Objective - Reproduce the whole listing, character for character.

Exercise input -
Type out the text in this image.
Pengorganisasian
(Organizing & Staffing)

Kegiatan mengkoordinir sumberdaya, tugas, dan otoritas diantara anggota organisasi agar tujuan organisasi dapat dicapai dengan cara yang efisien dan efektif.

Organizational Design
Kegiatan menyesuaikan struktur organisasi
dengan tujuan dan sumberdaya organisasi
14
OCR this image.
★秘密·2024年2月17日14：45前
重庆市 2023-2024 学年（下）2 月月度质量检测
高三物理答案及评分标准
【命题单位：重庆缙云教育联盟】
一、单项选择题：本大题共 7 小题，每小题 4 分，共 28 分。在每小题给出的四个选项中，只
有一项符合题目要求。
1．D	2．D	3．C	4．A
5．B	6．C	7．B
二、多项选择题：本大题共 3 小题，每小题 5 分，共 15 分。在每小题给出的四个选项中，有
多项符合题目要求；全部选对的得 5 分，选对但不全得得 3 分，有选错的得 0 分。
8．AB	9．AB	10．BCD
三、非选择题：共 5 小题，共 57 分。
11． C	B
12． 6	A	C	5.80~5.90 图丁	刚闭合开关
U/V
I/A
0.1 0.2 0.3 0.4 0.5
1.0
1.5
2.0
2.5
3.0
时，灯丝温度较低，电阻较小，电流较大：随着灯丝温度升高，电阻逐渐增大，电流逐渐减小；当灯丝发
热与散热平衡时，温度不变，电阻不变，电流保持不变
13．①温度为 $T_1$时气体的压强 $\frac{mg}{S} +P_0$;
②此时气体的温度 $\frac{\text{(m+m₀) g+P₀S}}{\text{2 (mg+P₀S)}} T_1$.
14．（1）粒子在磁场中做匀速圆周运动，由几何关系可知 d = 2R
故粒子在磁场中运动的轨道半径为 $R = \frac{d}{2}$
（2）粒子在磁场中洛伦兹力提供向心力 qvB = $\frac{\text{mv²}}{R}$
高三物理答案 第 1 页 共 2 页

Solved exercise -
Type out the text in this image.
Pengorganisasian
(Organizing & Staffing)

Kegiatan mengkoordinir sumberdaya, tugas, dan otoritas diantara anggota organisasi agar tujuan organisasi dapat dicapai dengan cara yang efisien dan efektif.

Organizational Design
Kegiatan menyesuaikan struktur organisasi
dengan tujuan dan sumberdaya organisasi
14
OCR this image.
★秘密·2024年2月17日14：45前
重庆市 2023-2024 学年（下）2 月月度质量检测
高三物理答案及评分标准
【命题单位：重庆缙云教育联盟】
一、单项选择题：本大题共 7 小题，每小题 4 分，共 28 分。在每小题给出的四个选项中，只
有一项符合题目要求。
1．D	2．D	3．C	4．A
5．B	6．C	7．B
二、多项选择题：本大题共 3 小题，每小题 5 分，共 15 分。在每小题给出的四个选项中，有
多项符合题目要求；全部选对的得 5 分，选对但不全得得 3 分，有选错的得 0 分。
8．AB	9．AB	10．BCD
三、非选择题：共 5 小题，共 57 分。
11． C	B
12． 6	A	C	5.80~5.90 图丁	刚闭合开关
U/V
I/A
0.1 0.2 0.3 0.4 0.5
1.0
1.5
2.0
2.5
3.0
时，灯丝温度较低，电阻较小，电流较大：随着灯丝温度升高，电阻逐渐增大，电流逐渐减小；当灯丝发
热与散热平衡时，温度不变，电阻不变，电流保持不变
13．①温度为 $T_1$时气体的压强 $\frac{mg}{S} +P_0$;
②此时气体的温度 $\frac{\text{(m+m₀) g+P₀S}}{\text{2 (mg+P₀S)}} T_1$.
14．（1）粒子在磁场中做匀速圆周运动，由几何关系可知 d = 2R
故粒子在磁场中运动的轨道半径为 $R = \frac{d}{2}$
（2）粒子在磁场中洛伦兹力提供向心力 qvB = $\frac{\text{mv²}}{R}$
高三物理答案 第 1 页 共 2 页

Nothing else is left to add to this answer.